__Exercise__.
Repeat every entry in the listing below, exactly.

__Data extract__.
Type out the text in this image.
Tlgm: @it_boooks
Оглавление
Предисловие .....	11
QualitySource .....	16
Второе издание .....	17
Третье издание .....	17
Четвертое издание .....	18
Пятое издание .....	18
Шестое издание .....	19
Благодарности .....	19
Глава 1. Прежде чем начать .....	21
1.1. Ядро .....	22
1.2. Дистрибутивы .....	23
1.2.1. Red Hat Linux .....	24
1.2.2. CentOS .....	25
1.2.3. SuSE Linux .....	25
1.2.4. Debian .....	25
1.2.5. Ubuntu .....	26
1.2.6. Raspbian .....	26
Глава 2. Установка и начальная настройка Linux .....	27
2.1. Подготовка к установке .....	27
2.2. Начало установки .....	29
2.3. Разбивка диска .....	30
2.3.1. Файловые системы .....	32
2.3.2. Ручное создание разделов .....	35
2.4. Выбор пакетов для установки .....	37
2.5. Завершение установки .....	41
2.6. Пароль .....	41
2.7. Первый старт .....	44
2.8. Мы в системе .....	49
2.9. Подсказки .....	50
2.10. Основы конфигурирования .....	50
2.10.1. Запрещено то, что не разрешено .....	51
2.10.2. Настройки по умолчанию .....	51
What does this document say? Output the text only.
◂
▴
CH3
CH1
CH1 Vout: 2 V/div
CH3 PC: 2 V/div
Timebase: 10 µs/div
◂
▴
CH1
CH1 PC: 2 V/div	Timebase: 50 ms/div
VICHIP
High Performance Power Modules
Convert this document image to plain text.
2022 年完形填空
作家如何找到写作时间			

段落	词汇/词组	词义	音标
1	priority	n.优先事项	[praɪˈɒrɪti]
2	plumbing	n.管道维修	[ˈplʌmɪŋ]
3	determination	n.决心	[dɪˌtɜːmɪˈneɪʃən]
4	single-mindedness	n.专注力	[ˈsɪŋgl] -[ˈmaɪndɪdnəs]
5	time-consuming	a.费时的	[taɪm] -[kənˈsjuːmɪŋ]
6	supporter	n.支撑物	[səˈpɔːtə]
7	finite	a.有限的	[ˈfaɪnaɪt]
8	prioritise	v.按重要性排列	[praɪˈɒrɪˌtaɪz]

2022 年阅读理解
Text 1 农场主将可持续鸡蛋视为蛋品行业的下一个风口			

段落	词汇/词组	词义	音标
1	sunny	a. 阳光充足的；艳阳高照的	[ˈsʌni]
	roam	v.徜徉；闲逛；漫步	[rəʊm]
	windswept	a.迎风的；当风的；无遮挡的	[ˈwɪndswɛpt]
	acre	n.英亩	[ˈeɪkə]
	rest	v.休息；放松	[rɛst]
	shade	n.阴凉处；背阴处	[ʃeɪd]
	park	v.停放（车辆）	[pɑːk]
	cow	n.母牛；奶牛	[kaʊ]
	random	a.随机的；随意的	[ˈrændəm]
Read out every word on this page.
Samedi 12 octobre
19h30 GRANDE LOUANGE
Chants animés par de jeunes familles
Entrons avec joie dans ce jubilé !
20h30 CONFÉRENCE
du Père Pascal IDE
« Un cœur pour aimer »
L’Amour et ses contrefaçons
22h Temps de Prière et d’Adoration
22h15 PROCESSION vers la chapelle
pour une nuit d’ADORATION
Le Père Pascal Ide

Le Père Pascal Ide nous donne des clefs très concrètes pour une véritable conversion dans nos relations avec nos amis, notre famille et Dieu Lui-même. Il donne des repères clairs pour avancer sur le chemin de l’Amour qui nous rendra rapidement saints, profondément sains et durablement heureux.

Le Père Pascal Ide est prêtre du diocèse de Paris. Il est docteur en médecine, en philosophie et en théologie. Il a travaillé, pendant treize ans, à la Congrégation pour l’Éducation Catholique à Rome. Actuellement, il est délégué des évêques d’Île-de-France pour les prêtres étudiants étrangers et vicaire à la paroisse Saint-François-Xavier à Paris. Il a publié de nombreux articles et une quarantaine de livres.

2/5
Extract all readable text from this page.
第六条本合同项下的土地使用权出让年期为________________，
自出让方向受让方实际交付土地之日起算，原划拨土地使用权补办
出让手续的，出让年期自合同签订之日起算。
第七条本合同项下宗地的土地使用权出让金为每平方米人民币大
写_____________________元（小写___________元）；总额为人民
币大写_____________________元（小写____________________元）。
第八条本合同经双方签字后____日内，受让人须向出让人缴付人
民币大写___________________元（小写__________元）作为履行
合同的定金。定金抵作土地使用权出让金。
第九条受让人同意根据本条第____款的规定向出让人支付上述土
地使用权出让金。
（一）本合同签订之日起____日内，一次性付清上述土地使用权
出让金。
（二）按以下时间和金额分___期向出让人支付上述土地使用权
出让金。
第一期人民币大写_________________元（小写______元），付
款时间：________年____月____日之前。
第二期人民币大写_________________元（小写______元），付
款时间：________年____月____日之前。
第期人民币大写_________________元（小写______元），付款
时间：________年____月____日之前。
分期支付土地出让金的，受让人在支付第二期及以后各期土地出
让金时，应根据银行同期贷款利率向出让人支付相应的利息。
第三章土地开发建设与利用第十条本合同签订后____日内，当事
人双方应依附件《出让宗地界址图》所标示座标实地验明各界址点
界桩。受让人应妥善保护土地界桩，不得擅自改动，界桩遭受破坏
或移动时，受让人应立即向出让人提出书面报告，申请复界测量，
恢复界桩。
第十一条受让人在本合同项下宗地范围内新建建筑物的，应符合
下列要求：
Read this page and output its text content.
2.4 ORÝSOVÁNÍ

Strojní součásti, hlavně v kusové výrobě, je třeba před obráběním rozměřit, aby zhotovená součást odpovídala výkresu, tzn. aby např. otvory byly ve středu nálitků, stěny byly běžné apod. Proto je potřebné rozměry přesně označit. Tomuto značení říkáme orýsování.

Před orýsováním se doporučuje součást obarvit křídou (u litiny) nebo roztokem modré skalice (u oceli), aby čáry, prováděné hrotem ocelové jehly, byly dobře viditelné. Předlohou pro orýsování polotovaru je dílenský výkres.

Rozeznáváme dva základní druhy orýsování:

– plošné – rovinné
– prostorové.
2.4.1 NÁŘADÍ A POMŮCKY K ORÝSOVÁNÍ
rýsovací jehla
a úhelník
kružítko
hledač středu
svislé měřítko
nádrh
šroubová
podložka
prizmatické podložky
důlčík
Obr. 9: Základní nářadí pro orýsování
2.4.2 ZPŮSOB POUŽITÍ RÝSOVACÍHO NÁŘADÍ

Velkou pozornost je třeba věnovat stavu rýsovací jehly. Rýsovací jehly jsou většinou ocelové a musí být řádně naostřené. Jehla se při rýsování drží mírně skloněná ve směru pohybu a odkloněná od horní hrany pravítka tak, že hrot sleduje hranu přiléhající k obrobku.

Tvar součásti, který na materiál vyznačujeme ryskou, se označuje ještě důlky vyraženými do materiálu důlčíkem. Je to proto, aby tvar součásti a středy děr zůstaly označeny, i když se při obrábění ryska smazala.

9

__Response__.
Type out the text in this image.
Tlgm: @it_boooks
Оглавление
Предисловие .....	11
QualitySource .....	16
Второе издание .....	17
Третье издание .....	17
Четвертое издание .....	18
Пятое издание .....	18
Шестое издание .....	19
Благодарности .....	19
Глава 1. Прежде чем начать .....	21
1.1. Ядро .....	22
1.2. Дистрибутивы .....	23
1.2.1. Red Hat Linux .....	24
1.2.2. CentOS .....	25
1.2.3. SuSE Linux .....	25
1.2.4. Debian .....	25
1.2.5. Ubuntu .....	26
1.2.6. Raspbian .....	26
Глава 2. Установка и начальная настройка Linux .....	27
2.1. Подготовка к установке .....	27
2.2. Начало установки .....	29
2.3. Разбивка диска .....	30
2.3.1. Файловые системы .....	32
2.3.2. Ручное создание разделов .....	35
2.4. Выбор пакетов для установки .....	37
2.5. Завершение установки .....	41
2.6. Пароль .....	41
2.7. Первый старт .....	44
2.8. Мы в системе .....	49
2.9. Подсказки .....	50
2.10. Основы конфигурирования .....	50
2.10.1. Запрещено то, что не разрешено .....	51
2.10.2. Настройки по умолчанию .....	51
What does this document say? Output the text only.
◂
▴
CH3
CH1
CH1 Vout: 2 V/div
CH3 PC: 2 V/div
Timebase: 10 µs/div
◂
▴
CH1
CH1 PC: 2 V/div	Timebase: 50 ms/div
VICHIP
High Performance Power Modules
Convert this document image to plain text.
2022 年完形填空
作家如何找到写作时间			

段落	词汇/词组	词义	音标
1	priority	n.优先事项	[praɪˈɒrɪti]
2	plumbing	n.管道维修	[ˈplʌmɪŋ]
3	determination	n.决心	[dɪˌtɜːmɪˈneɪʃən]
4	single-mindedness	n.专注力	[ˈsɪŋgl] -[ˈmaɪndɪdnəs]
5	time-consuming	a.费时的	[taɪm] -[kənˈsjuːmɪŋ]
6	supporter	n.支撑物	[səˈpɔːtə]
7	finite	a.有限的	[ˈfaɪnaɪt]
8	prioritise	v.按重要性排列	[praɪˈɒrɪˌtaɪz]

2022 年阅读理解
Text 1 农场主将可持续鸡蛋视为蛋品行业的下一个风口			

段落	词汇/词组	词义	音标
1	sunny	a. 阳光充足的；艳阳高照的	[ˈsʌni]
	roam	v.徜徉；闲逛；漫步	[rəʊm]
	windswept	a.迎风的；当风的；无遮挡的	[ˈwɪndswɛpt]
	acre	n.英亩	[ˈeɪkə]
	rest	v.休息；放松	[rɛst]
	shade	n.阴凉处；背阴处	[ʃeɪd]
	park	v.停放（车辆）	[pɑːk]
	cow	n.母牛；奶牛	[kaʊ]
	random	a.随机的；随意的	[ˈrændəm]
Read out every word on this page.
Samedi 12 octobre
19h30 GRANDE LOUANGE
Chants animés par de jeunes familles
Entrons avec joie dans ce jubilé !
20h30 CONFÉRENCE
du Père Pascal IDE
« Un cœur pour aimer »
L’Amour et ses contrefaçons
22h Temps de Prière et d’Adoration
22h15 PROCESSION vers la chapelle
pour une nuit d’ADORATION
Le Père Pascal Ide

Le Père Pascal Ide nous donne des clefs très concrètes pour une véritable conversion dans nos relations avec nos amis, notre famille et Dieu Lui-même. Il donne des repères clairs pour avancer sur le chemin de l’Amour qui nous rendra rapidement saints, profondément sains et durablement heureux.

Le Père Pascal Ide est prêtre du diocèse de Paris. Il est docteur en médecine, en philosophie et en théologie. Il a travaillé, pendant treize ans, à la Congrégation pour l’Éducation Catholique à Rome. Actuellement, il est délégué des évêques d’Île-de-France pour les prêtres étudiants étrangers et vicaire à la paroisse Saint-François-Xavier à Paris. Il a publié de nombreux articles et une quarantaine de livres.

2/5
Extract all readable text from this page.
第六条本合同项下的土地使用权出让年期为________________，
自出让方向受让方实际交付土地之日起算，原划拨土地使用权补办
出让手续的，出让年期自合同签订之日起算。
第七条本合同项下宗地的土地使用权出让金为每平方米人民币大
写_____________________元（小写___________元）；总额为人民
币大写_____________________元（小写____________________元）。
第八条本合同经双方签字后____日内，受让人须向出让人缴付人
民币大写___________________元（小写__________元）作为履行
合同的定金。定金抵作土地使用权出让金。
第九条受让人同意根据本条第____款的规定向出让人支付上述土
地使用权出让金。
（一）本合同签订之日起____日内，一次性付清上述土地使用权
出让金。
（二）按以下时间和金额分___期向出让人支付上述土地使用权
出让金。
第一期人民币大写_________________元（小写______元），付
款时间：________年____月____日之前。
第二期人民币大写_________________元（小写______元），付
款时间：________年____月____日之前。
第期人民币大写_________________元（小写______元），付款
时间：________年____月____日之前。
分期支付土地出让金的，受让人在支付第二期及以后各期土地出
让金时，应根据银行同期贷款利率向出让人支付相应的利息。
第三章土地开发建设与利用第十条本合同签订后____日内，当事
人双方应依附件《出让宗地界址图》所标示座标实地验明各界址点
界桩。受让人应妥善保护土地界桩，不得擅自改动，界桩遭受破坏
或移动时，受让人应立即向出让人提出书面报告，申请复界测量，
恢复界桩。
第十一条受让人在本合同项下宗地范围内新建建筑物的，应符合
下列要求：
Read this page and output its text content.
2.4 ORÝSOVÁNÍ

Strojní součásti, hlavně v kusové výrobě, je třeba před obráběním rozměřit, aby zhotovená součást odpovídala výkresu, tzn. aby např. otvory byly ve středu nálitků, stěny byly běžné apod. Proto je potřebné rozměry přesně označit. Tomuto značení říkáme orýsování.

Před orýsováním se doporučuje součást obarvit křídou (u litiny) nebo roztokem modré skalice (u oceli), aby čáry, prováděné hrotem ocelové jehly, byly dobře viditelné. Předlohou pro orýsování polotovaru je dílenský výkres.

Rozeznáváme dva základní druhy orýsování:

– plošné – rovinné
– prostorové.
2.4.1 NÁŘADÍ A POMŮCKY K ORÝSOVÁNÍ
rýsovací jehla
a úhelník
kružítko
hledač středu
svislé měřítko
nádrh
šroubová
podložka
prizmatické podložky
důlčík
Obr. 9: Základní nářadí pro orýsování
2.4.2 ZPŮSOB POUŽITÍ RÝSOVACÍHO NÁŘADÍ

Velkou pozornost je třeba věnovat stavu rýsovací jehly. Rýsovací jehly jsou většinou ocelové a musí být řádně naostřené. Jehla se při rýsování drží mírně skloněná ve směru pohybu a odkloněná od horní hrany pravítka tak, že hrot sleduje hranu přiléhající k obrobku.

Tvar součásti, který na materiál vyznačujeme ryskou, se označuje ještě důlky vyraženými do materiálu důlčíkem. Je to proto, aby tvar součásti a středy děr zůstaly označeny, i když se při obrábění ryska smazala.

9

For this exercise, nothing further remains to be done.